• [About this exercise]:
When the word "Market" shows up in a line of the data below, copy that whole line.

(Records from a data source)
=-=-=-=-=

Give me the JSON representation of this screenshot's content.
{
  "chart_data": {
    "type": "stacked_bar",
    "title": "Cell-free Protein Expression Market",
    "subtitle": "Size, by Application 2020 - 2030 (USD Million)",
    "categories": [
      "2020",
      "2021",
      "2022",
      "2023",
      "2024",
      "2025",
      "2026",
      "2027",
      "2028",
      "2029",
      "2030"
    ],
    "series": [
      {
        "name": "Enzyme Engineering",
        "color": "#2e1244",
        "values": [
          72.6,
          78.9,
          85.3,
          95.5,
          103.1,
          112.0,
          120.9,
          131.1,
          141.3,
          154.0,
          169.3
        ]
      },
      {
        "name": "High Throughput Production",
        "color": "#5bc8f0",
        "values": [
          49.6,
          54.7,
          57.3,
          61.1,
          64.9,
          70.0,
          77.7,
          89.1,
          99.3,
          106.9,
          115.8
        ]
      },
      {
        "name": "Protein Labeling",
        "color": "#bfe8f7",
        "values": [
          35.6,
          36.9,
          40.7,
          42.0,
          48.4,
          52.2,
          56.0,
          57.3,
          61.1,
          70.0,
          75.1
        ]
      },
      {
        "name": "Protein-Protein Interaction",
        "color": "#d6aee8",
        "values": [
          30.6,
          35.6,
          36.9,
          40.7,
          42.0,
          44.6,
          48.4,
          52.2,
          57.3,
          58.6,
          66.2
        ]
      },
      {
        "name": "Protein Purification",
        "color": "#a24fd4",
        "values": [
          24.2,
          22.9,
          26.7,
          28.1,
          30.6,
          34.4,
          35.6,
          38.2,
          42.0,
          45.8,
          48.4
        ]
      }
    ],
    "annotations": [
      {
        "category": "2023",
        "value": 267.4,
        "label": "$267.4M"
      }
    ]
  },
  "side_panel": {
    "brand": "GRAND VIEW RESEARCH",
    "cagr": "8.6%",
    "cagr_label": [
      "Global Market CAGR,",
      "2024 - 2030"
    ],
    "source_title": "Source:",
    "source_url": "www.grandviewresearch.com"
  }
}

=-=-=-=-=

• [Answer to the problem]:
    "title": "Cell-free Protein Expression Market",
      "Global Market CAGR,",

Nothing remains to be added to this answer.